*Data entries*.
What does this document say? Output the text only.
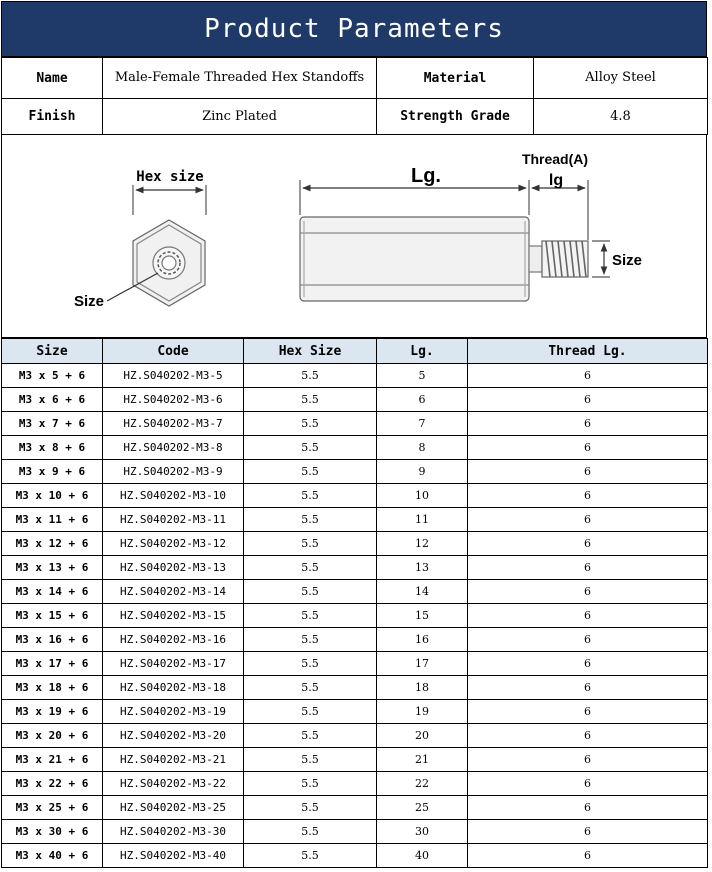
Product Parameters
Name	Male-Female Threaded Hex Standoffs	Material	Alloy Steel
Finish	Zinc Plated	Strength Grade	4.8
Hex size
Size
Lg.
Thread(A)
lg
Size
Size	Code	Hex Size	Lg.	Thread Lg.
M3 x 5 + 6	HZ.S040202-M3-5	5.5	5	6
M3 x 6 + 6	HZ.S040202-M3-6	5.5	6	6
M3 x 7 + 6	HZ.S040202-M3-7	5.5	7	6
M3 x 8 + 6	HZ.S040202-M3-8	5.5	8	6
M3 x 9 + 6	HZ.S040202-M3-9	5.5	9	6
M3 x 10 + 6	HZ.S040202-M3-10	5.5	10	6
M3 x 11 + 6	HZ.S040202-M3-11	5.5	11	6
M3 x 12 + 6	HZ.S040202-M3-12	5.5	12	6
M3 x 13 + 6	HZ.S040202-M3-13	5.5	13	6
M3 x 14 + 6	HZ.S040202-M3-14	5.5	14	6
M3 x 15 + 6	HZ.S040202-M3-15	5.5	15	6
M3 x 16 + 6	HZ.S040202-M3-16	5.5	16	6
M3 x 17 + 6	HZ.S040202-M3-17	5.5	17	6
M3 x 18 + 6	HZ.S040202-M3-18	5.5	18	6
M3 x 19 + 6	HZ.S040202-M3-19	5.5	19	6
M3 x 20 + 6	HZ.S040202-M3-20	5.5	20	6
M3 x 21 + 6	HZ.S040202-M3-21	5.5	21	6
M3 x 22 + 6	HZ.S040202-M3-22	5.5	22	6
M3 x 25 + 6	HZ.S040202-M3-25	5.5	25	6
M3 x 30 + 6	HZ.S040202-M3-30	5.5	30	6
M3 x 40 + 6	HZ.S040202-M3-40	5.5	40	6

*Job*. Transcribe the material exactly, and leave out whatever pictures it holds.

*Correct output*.
What does this document say? Output the text only.
Product Parameters
Name	Male-Female Threaded Hex Standoffs	Material	Alloy Steel
Finish	Zinc Plated	Strength Grade	4.8
Hex size
Size
Lg.
Thread(A)
lg
Size
Size	Code	Hex Size	Lg.	Thread Lg.
M3 x 5 + 6	HZ.S040202-M3-5	5.5	5	6
M3 x 6 + 6	HZ.S040202-M3-6	5.5	6	6
M3 x 7 + 6	HZ.S040202-M3-7	5.5	7	6
M3 x 8 + 6	HZ.S040202-M3-8	5.5	8	6
M3 x 9 + 6	HZ.S040202-M3-9	5.5	9	6
M3 x 10 + 6	HZ.S040202-M3-10	5.5	10	6
M3 x 11 + 6	HZ.S040202-M3-11	5.5	11	6
M3 x 12 + 6	HZ.S040202-M3-12	5.5	12	6
M3 x 13 + 6	HZ.S040202-M3-13	5.5	13	6
M3 x 14 + 6	HZ.S040202-M3-14	5.5	14	6
M3 x 15 + 6	HZ.S040202-M3-15	5.5	15	6
M3 x 16 + 6	HZ.S040202-M3-16	5.5	16	6
M3 x 17 + 6	HZ.S040202-M3-17	5.5	17	6
M3 x 18 + 6	HZ.S040202-M3-18	5.5	18	6
M3 x 19 + 6	HZ.S040202-M3-19	5.5	19	6
M3 x 20 + 6	HZ.S040202-M3-20	5.5	20	6
M3 x 21 + 6	HZ.S040202-M3-21	5.5	21	6
M3 x 22 + 6	HZ.S040202-M3-22	5.5	22	6
M3 x 25 + 6	HZ.S040202-M3-25	5.5	25	6
M3 x 30 + 6	HZ.S040202-M3-30	5.5	30	6
M3 x 40 + 6	HZ.S040202-M3-40	5.5	40	6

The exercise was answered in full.